--- START OF The data ---
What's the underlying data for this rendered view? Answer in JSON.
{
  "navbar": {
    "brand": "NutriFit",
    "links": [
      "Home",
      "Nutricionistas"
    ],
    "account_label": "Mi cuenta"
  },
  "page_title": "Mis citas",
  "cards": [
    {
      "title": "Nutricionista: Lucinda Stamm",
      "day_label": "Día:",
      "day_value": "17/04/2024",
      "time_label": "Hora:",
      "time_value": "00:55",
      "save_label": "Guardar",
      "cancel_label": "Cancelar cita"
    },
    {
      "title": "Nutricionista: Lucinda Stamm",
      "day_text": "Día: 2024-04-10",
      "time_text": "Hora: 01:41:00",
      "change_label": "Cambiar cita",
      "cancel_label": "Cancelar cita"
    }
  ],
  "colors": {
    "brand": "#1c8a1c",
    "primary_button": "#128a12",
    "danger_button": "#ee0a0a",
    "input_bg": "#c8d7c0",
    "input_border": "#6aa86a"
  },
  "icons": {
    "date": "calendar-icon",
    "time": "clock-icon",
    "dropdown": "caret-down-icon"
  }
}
--- END OF The data ---
**Do this**
Word for word, write out all of the data above.

**Solution for this task**
What's the underlying data for this rendered view? Answer in JSON.
{
  "navbar": {
    "brand": "NutriFit",
    "links": [
      "Home",
      "Nutricionistas"
    ],
    "account_label": "Mi cuenta"
  },
  "page_title": "Mis citas",
  "cards": [
    {
      "title": "Nutricionista: Lucinda Stamm",
      "day_label": "Día:",
      "day_value": "17/04/2024",
      "time_label": "Hora:",
      "time_value": "00:55",
      "save_label": "Guardar",
      "cancel_label": "Cancelar cita"
    },
    {
      "title": "Nutricionista: Lucinda Stamm",
      "day_text": "Día: 2024-04-10",
      "time_text": "Hora: 01:41:00",
      "change_label": "Cambiar cita",
      "cancel_label": "Cancelar cita"
    }
  ],
  "colors": {
    "brand": "#1c8a1c",
    "primary_button": "#128a12",
    "danger_button": "#ee0a0a",
    "input_bg": "#c8d7c0",
    "input_border": "#6aa86a"
  },
  "icons": {
    "date": "calendar-icon",
    "time": "clock-icon",
    "dropdown": "caret-down-icon"
  }
}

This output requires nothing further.